[begin EXTRACT PROVIDED]

Q3 In the Library of Congress classification of books, what is the designator of the subclass devoted to the Bible?

Answer: “BS”

  • "BS" - you little beauty, finding this equates to five numbers plus the supplementary - not quite division one but bloody good just the same.
  • B S, of course.
  • BBB
  • Bible Stories and other Boring Stuff are found under subclass BS. How serendipitous, just like the rest of the quiz! One for the Yanks!!
  • BS (teehee sounds like B-S)
  • BS bull shit eh? I 'spose this amuses you does it? you may be a smarty pants with a (little) PhD but your sense of humour is about as developed as ..... mine
  • BS, otherwise read as B.S.
  • BS. I'm leaving this one alone, the latent catholic in me is too worried about divine retributions... although I have to wonder if the person assigning these designators was a latent sceptic...
  • BS; this made me laugh!

[end EXTRACT PROVIDED]

Swap "subclass" for "section" in the passage of the Library of Congress quiz that opens with "Q3 In the Library" and closes with "sounds like B-S)", then write that passage out with the change made.

[begin PROVIDED DATA]

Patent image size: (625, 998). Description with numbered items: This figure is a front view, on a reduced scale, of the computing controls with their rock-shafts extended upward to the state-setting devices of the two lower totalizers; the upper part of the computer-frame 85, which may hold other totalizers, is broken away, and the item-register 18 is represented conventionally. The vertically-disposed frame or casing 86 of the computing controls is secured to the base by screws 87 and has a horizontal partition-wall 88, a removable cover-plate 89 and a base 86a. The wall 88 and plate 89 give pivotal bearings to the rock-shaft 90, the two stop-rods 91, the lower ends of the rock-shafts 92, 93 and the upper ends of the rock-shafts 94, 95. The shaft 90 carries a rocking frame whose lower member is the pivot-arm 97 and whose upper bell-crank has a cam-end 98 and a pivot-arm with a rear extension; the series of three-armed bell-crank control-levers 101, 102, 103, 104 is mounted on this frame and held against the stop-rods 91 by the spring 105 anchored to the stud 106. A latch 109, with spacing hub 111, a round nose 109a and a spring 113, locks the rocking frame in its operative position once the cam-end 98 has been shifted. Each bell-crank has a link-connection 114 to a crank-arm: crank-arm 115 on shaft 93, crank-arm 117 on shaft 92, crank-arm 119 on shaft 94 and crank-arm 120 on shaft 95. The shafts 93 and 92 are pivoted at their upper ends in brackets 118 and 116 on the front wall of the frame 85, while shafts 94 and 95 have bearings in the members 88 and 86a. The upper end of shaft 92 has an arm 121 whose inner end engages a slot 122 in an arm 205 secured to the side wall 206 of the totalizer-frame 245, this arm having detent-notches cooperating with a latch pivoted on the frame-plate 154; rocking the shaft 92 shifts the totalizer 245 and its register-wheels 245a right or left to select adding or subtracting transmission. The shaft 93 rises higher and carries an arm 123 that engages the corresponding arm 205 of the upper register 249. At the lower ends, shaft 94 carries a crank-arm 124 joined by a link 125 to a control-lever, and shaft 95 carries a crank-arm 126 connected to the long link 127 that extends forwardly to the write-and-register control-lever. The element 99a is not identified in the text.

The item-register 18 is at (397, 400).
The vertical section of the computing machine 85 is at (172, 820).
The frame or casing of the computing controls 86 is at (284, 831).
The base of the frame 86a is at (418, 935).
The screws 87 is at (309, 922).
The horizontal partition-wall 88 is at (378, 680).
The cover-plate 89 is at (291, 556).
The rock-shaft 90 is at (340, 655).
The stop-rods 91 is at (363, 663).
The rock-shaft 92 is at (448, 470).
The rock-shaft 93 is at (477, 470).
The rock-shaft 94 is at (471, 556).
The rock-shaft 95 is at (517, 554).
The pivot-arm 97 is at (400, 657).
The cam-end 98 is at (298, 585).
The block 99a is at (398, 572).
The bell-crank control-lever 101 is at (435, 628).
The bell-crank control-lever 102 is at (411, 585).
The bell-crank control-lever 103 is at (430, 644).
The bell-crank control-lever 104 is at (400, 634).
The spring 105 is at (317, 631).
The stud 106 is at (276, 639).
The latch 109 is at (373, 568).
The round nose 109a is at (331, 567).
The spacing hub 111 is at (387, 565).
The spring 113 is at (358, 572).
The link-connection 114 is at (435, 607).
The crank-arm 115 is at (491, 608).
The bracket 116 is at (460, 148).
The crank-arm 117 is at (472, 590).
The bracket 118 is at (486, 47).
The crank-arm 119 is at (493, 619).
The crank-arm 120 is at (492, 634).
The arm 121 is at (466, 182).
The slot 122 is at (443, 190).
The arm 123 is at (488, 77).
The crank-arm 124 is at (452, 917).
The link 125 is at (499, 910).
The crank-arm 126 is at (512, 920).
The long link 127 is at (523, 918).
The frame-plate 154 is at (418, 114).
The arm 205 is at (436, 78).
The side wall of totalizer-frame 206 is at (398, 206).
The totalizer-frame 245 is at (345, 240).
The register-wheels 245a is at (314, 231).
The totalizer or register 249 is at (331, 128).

[end PROVIDED DATA]

_EXERCISE ANSWER_.
Q3 In the Library of Congress classification of books, what is the designator of the section devoted to the Bible?

Answer: “BS”

  • "BS" - you little beauty, finding this equates to five numbers plus the supplementary - not quite division one but bloody good just the same.
  • B S, of course.
  • BBB
  • Bible Stories and other Boring Stuff are found under section BS. How serendipitous, just like the rest of the quiz! One for the Yanks!!
  • BS (teehee sounds like B-S)